### INSTRUCTION
The listing below should be written out exactly; please include all of it.

### INPUT ROWS
##############################

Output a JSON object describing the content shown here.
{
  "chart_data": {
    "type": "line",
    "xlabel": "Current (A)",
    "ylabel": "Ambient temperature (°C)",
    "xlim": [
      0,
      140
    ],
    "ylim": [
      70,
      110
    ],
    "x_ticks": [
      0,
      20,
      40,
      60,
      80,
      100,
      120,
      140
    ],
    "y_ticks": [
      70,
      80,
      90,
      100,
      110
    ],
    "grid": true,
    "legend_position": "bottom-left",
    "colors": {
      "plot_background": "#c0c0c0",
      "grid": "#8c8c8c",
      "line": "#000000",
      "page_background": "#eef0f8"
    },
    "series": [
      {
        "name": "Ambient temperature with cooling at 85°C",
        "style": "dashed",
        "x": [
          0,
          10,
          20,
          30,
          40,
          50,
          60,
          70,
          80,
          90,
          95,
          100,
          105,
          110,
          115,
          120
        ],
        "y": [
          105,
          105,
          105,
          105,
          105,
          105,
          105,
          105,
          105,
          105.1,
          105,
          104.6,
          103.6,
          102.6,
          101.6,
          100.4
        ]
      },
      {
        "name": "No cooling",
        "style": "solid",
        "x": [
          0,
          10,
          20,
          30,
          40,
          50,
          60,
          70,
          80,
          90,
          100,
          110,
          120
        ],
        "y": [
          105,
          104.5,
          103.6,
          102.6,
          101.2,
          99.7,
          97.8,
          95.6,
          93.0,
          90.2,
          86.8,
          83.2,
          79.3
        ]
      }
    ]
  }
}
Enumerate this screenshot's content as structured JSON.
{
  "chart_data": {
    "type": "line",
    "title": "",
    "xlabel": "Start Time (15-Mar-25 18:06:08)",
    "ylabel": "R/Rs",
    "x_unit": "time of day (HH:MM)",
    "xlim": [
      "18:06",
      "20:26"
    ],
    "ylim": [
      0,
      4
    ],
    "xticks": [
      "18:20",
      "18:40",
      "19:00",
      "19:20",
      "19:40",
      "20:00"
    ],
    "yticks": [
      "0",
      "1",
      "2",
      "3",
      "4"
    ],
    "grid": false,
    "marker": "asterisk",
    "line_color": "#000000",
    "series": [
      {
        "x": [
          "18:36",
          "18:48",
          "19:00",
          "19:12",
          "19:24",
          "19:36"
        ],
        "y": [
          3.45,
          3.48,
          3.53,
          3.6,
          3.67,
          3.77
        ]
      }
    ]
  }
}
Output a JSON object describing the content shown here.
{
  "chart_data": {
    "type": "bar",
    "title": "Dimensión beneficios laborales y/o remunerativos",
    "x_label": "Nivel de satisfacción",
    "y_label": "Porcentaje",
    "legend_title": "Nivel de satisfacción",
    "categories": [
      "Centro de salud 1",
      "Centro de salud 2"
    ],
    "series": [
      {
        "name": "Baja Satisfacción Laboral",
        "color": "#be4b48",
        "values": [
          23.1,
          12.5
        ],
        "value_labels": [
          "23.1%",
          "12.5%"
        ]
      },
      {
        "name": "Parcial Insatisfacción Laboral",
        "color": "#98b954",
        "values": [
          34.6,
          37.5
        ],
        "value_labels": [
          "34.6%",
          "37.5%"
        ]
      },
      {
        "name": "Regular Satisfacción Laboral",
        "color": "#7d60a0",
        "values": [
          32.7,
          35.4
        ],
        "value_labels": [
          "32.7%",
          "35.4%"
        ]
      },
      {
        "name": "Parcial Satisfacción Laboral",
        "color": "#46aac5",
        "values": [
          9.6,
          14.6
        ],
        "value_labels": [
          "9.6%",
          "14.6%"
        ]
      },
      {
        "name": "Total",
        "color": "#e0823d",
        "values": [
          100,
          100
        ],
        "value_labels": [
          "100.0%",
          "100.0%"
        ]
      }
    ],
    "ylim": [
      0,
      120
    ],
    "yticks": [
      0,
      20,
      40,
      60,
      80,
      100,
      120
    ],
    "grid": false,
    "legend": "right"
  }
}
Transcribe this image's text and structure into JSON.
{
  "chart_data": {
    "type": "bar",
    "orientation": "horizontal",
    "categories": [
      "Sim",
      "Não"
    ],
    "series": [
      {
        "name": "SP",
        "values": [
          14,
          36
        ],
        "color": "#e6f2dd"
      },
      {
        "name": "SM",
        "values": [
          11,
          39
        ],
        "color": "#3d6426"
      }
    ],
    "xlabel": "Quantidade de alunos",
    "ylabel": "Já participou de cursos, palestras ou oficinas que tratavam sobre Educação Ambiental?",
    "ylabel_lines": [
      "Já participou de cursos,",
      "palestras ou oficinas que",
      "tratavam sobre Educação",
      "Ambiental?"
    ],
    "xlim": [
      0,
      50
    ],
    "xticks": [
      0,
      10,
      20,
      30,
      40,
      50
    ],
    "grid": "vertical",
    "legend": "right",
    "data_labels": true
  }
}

##############################

### TASK RESPONSE
Output a JSON object describing the content shown here.
{
  "chart_data": {
    "type": "line",
    "xlabel": "Current (A)",
    "ylabel": "Ambient temperature (°C)",
    "xlim": [
      0,
      140
    ],
    "ylim": [
      70,
      110
    ],
    "x_ticks": [
      0,
      20,
      40,
      60,
      80,
      100,
      120,
      140
    ],
    "y_ticks": [
      70,
      80,
      90,
      100,
      110
    ],
    "grid": true,
    "legend_position": "bottom-left",
    "colors": {
      "plot_background": "#c0c0c0",
      "grid": "#8c8c8c",
      "line": "#000000",
      "page_background": "#eef0f8"
    },
    "series": [
      {
        "name": "Ambient temperature with cooling at 85°C",
        "style": "dashed",
        "x": [
          0,
          10,
          20,
          30,
          40,
          50,
          60,
          70,
          80,
          90,
          95,
          100,
          105,
          110,
          115,
          120
        ],
        "y": [
          105,
          105,
          105,
          105,
          105,
          105,
          105,
          105,
          105,
          105.1,
          105,
          104.6,
          103.6,
          102.6,
          101.6,
          100.4
        ]
      },
      {
        "name": "No cooling",
        "style": "solid",
        "x": [
          0,
          10,
          20,
          30,
          40,
          50,
          60,
          70,
          80,
          90,
          100,
          110,
          120
        ],
        "y": [
          105,
          104.5,
          103.6,
          102.6,
          101.2,
          99.7,
          97.8,
          95.6,
          93.0,
          90.2,
          86.8,
          83.2,
          79.3
        ]
      }
    ]
  }
}
Enumerate this screenshot's content as structured JSON.
{
  "chart_data": {
    "type": "line",
    "title": "",
    "xlabel": "Start Time (15-Mar-25 18:06:08)",
    "ylabel": "R/Rs",
    "x_unit": "time of day (HH:MM)",
    "xlim": [
      "18:06",
      "20:26"
    ],
    "ylim": [
      0,
      4
    ],
    "xticks": [
      "18:20",
      "18:40",
      "19:00",
      "19:20",
      "19:40",
      "20:00"
    ],
    "yticks": [
      "0",
      "1",
      "2",
      "3",
      "4"
    ],
    "grid": false,
    "marker": "asterisk",
    "line_color": "#000000",
    "series": [
      {
        "x": [
          "18:36",
          "18:48",
          "19:00",
          "19:12",
          "19:24",
          "19:36"
        ],
        "y": [
          3.45,
          3.48,
          3.53,
          3.6,
          3.67,
          3.77
        ]
      }
    ]
  }
}
Output a JSON object describing the content shown here.
{
  "chart_data": {
    "type": "bar",
    "title": "Dimensión beneficios laborales y/o remunerativos",
    "x_label": "Nivel de satisfacción",
    "y_label": "Porcentaje",
    "legend_title": "Nivel de satisfacción",
    "categories": [
      "Centro de salud 1",
      "Centro de salud 2"
    ],
    "series": [
      {
        "name": "Baja Satisfacción Laboral",
        "color": "#be4b48",
        "values": [
          23.1,
          12.5
        ],
        "value_labels": [
          "23.1%",
          "12.5%"
        ]
      },
      {
        "name": "Parcial Insatisfacción Laboral",
        "color": "#98b954",
        "values": [
          34.6,
          37.5
        ],
        "value_labels": [
          "34.6%",
          "37.5%"
        ]
      },
      {
        "name": "Regular Satisfacción Laboral",
        "color": "#7d60a0",
        "values": [
          32.7,
          35.4
        ],
        "value_labels": [
          "32.7%",
          "35.4%"
        ]
      },
      {
        "name": "Parcial Satisfacción Laboral",
        "color": "#46aac5",
        "values": [
          9.6,
          14.6
        ],
        "value_labels": [
          "9.6%",
          "14.6%"
        ]
      },
      {
        "name": "Total",
        "color": "#e0823d",
        "values": [
          100,
          100
        ],
        "value_labels": [
          "100.0%",
          "100.0%"
        ]
      }
    ],
    "ylim": [
      0,
      120
    ],
    "yticks": [
      0,
      20,
      40,
      60,
      80,
      100,
      120
    ],
    "grid": false,
    "legend": "right"
  }
}
Transcribe this image's text and structure into JSON.
{
  "chart_data": {
    "type": "bar",
    "orientation": "horizontal",
    "categories": [
      "Sim",
      "Não"
    ],
    "series": [
      {
        "name": "SP",
        "values": [
          14,
          36
        ],
        "color": "#e6f2dd"
      },
      {
        "name": "SM",
        "values": [
          11,
          39
        ],
        "color": "#3d6426"
      }
    ],
    "xlabel": "Quantidade de alunos",
    "ylabel": "Já participou de cursos, palestras ou oficinas que tratavam sobre Educação Ambiental?",
    "ylabel_lines": [
      "Já participou de cursos,",
      "palestras ou oficinas que",
      "tratavam sobre Educação",
      "Ambiental?"
    ],
    "xlim": [
      0,
      50
    ],
    "xticks": [
      0,
      10,
      20,
      30,
      40,
      50
    ],
    "grid": "vertical",
    "legend": "right",
    "data_labels": true
  }
}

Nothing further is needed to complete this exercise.